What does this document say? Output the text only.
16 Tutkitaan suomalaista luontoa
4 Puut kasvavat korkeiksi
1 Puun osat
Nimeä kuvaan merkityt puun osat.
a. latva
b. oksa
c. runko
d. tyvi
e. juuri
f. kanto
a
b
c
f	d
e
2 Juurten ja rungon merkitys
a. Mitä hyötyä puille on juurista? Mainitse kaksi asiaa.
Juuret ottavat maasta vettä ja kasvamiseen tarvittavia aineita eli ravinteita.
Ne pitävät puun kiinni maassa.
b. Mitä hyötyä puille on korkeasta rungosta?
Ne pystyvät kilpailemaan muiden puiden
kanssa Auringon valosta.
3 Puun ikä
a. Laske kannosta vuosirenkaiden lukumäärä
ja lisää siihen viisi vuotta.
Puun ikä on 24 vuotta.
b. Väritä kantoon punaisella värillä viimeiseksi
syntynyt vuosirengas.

§ §

- [STATED GOAL]
Only lines with "osat" are wanted here; list each of them.

- [RESULT OF THE EXERCISE]
1 Puun osat
Nimeä kuvaan merkityt puun osat.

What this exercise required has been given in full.